■ Data entries ■
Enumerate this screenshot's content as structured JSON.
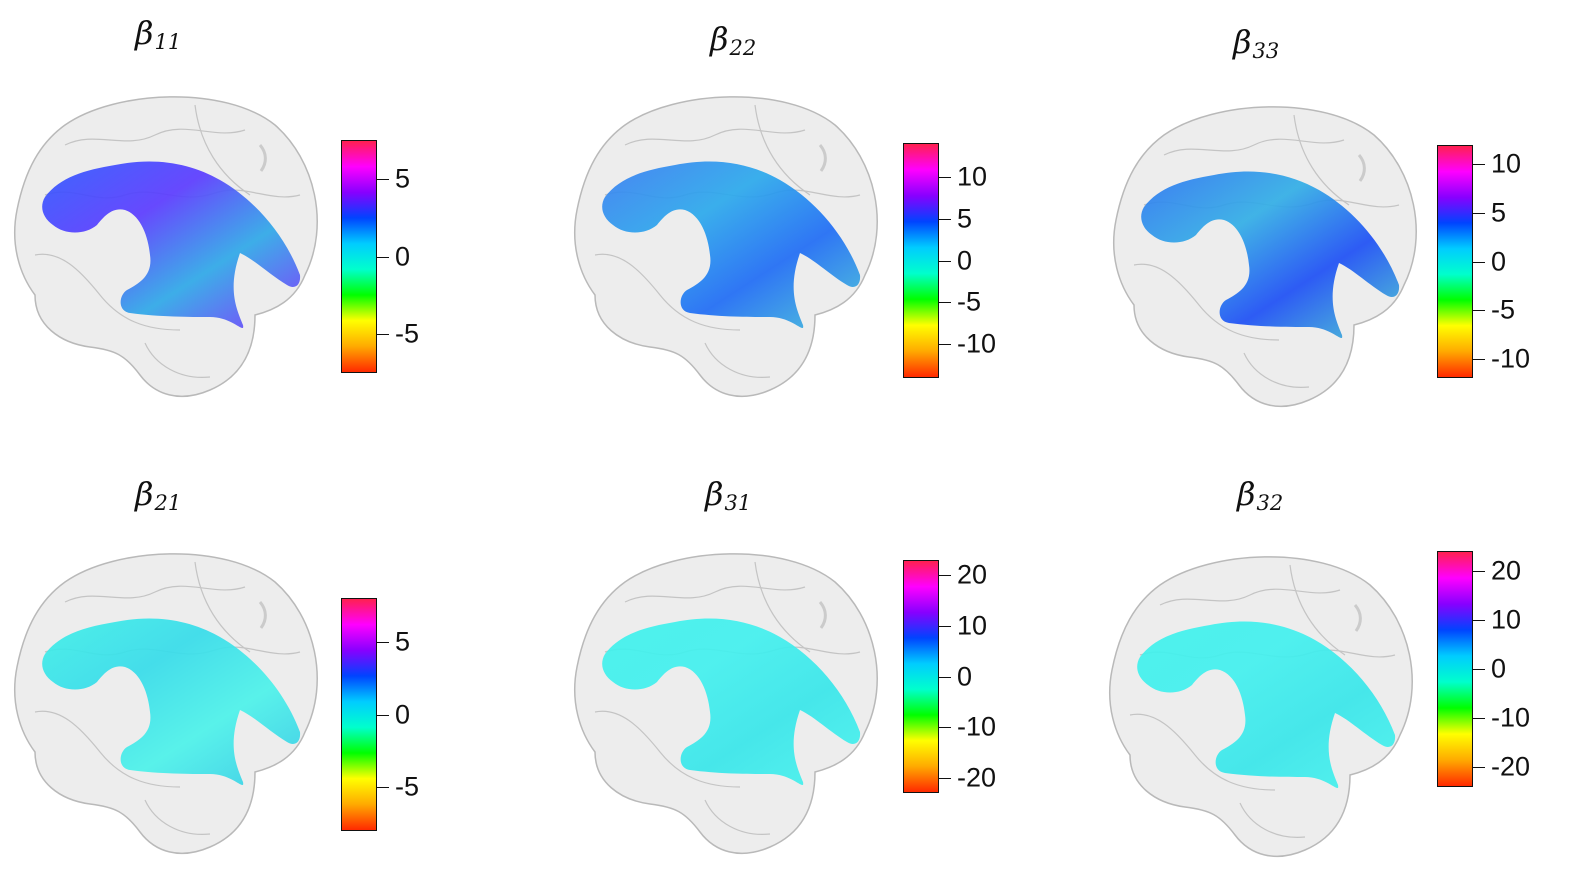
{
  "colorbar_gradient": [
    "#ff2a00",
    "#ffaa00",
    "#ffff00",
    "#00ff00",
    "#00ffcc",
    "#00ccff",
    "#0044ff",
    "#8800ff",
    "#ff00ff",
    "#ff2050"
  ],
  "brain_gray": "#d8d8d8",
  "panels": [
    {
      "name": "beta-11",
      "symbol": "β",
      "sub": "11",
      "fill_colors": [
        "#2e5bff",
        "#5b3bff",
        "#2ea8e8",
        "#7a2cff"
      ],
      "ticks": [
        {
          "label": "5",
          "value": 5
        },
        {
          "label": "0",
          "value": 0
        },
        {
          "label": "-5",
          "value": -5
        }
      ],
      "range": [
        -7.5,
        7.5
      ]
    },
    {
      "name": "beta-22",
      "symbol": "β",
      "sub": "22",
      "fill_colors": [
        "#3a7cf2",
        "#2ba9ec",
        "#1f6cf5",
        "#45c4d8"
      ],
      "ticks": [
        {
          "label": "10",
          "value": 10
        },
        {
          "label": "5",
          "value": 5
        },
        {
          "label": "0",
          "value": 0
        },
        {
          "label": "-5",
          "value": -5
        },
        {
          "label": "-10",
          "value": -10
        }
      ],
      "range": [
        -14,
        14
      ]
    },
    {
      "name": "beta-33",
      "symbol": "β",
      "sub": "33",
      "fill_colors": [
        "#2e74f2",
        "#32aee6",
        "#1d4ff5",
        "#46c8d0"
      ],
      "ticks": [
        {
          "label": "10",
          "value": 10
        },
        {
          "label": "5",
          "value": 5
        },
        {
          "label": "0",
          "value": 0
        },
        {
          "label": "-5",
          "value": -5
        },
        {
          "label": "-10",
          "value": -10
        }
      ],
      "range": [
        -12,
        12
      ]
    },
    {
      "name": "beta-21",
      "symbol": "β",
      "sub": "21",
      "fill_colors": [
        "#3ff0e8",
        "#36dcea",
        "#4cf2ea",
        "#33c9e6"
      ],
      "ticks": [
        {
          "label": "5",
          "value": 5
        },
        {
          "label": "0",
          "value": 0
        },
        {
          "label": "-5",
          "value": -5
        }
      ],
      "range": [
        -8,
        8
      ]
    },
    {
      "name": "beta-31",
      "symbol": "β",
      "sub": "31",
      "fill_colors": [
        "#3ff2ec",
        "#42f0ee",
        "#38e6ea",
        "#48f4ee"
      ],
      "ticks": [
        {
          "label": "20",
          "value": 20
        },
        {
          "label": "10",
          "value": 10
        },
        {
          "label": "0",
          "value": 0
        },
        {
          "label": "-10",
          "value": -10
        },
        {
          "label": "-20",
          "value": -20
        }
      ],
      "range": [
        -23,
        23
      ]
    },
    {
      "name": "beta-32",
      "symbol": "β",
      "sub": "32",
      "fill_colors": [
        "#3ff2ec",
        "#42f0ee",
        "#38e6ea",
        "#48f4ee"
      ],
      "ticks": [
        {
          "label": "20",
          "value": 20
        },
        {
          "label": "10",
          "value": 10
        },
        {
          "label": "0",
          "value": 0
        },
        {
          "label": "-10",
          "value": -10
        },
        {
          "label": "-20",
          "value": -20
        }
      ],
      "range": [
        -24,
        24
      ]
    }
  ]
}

■ What is expected ■
In the listing above, find the lines holding the word "beta" and copy them.

■ Solution for this task ■
      "name": "beta-11",
      "name": "beta-22",
      "name": "beta-33",
      "name": "beta-21",
      "name": "beta-31",
      "name": "beta-32",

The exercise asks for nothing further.